**INPUT**.
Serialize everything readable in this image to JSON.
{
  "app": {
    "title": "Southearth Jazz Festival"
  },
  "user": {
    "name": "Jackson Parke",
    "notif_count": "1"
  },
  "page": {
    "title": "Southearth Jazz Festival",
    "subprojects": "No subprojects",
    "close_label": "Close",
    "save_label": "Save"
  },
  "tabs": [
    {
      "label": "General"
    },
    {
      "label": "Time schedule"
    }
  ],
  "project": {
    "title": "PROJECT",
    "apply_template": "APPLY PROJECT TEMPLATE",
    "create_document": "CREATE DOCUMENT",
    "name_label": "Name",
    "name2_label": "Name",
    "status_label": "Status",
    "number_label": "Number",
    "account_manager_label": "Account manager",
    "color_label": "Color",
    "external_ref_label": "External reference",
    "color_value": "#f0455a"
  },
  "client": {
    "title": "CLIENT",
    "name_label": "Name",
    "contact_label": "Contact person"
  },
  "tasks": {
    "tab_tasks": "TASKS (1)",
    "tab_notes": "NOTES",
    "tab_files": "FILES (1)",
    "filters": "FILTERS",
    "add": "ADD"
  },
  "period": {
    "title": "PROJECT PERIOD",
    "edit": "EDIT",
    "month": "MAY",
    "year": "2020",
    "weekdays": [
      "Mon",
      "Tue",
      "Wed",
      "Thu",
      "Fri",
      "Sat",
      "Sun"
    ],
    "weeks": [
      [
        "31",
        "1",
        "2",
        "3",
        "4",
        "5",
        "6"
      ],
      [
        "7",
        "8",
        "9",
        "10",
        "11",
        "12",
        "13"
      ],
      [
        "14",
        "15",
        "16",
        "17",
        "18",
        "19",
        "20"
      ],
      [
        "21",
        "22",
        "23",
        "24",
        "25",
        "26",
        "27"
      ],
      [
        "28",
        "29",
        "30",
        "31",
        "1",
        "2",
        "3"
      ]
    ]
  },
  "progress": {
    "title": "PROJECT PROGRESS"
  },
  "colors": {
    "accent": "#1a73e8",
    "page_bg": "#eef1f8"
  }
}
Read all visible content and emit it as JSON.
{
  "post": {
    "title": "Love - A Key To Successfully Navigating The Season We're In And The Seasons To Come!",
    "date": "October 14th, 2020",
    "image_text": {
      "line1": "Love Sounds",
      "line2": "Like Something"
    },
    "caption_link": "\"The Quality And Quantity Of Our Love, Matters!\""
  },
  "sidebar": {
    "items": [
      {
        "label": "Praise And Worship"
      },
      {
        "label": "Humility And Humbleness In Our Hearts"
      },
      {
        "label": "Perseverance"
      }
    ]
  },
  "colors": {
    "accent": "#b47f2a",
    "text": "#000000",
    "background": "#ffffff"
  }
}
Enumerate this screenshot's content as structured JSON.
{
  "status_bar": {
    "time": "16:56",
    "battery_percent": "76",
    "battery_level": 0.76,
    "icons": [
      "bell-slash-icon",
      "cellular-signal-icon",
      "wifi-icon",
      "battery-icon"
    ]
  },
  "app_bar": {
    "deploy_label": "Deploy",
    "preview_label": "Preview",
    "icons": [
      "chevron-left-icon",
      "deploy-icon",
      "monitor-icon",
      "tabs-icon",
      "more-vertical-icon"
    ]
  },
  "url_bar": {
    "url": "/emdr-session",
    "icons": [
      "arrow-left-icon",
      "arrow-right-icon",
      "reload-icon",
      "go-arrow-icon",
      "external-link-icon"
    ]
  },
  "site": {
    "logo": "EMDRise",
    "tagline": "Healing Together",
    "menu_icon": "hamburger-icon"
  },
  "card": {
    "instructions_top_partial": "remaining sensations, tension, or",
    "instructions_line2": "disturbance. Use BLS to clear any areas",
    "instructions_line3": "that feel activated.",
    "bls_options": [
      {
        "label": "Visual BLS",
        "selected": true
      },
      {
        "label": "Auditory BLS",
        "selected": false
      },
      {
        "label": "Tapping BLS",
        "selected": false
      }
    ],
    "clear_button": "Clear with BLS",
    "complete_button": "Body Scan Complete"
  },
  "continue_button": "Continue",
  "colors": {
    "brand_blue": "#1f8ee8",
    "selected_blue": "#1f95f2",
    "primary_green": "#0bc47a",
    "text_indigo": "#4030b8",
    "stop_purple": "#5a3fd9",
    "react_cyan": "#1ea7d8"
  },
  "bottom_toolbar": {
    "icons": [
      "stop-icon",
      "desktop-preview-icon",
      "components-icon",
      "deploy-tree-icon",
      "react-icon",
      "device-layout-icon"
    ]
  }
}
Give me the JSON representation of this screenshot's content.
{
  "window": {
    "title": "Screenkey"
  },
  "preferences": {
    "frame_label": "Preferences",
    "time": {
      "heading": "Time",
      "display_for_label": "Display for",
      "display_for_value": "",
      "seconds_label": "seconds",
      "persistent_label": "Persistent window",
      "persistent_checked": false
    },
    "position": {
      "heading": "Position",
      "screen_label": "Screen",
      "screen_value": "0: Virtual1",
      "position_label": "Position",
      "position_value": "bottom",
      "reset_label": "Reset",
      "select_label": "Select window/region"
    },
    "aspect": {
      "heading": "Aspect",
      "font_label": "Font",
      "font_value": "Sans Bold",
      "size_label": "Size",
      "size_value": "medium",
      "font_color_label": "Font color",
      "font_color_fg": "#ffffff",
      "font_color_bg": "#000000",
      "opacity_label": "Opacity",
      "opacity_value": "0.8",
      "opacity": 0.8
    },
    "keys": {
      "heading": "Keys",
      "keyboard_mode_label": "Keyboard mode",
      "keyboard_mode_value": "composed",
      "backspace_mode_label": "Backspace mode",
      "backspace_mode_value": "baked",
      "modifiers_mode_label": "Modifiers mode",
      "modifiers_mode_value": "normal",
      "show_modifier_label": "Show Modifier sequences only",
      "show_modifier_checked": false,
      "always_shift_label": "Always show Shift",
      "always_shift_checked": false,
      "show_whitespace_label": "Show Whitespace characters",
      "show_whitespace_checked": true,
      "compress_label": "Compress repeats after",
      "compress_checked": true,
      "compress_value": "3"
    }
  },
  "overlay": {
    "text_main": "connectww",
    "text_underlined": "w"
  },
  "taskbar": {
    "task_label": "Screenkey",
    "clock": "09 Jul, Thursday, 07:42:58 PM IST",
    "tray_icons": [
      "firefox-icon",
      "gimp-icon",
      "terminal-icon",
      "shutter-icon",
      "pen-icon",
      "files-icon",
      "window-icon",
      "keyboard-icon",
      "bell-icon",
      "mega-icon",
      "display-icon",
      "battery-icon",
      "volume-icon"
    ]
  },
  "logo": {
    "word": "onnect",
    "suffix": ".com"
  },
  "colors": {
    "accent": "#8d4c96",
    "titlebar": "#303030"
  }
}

**DIRECTIVE**. Gather up the lines that contain the word "ffffff".

**SOLUTION TO THIS EXERCISE**.
    "background": "#ffffff"
      "font_color_fg": "#ffffff",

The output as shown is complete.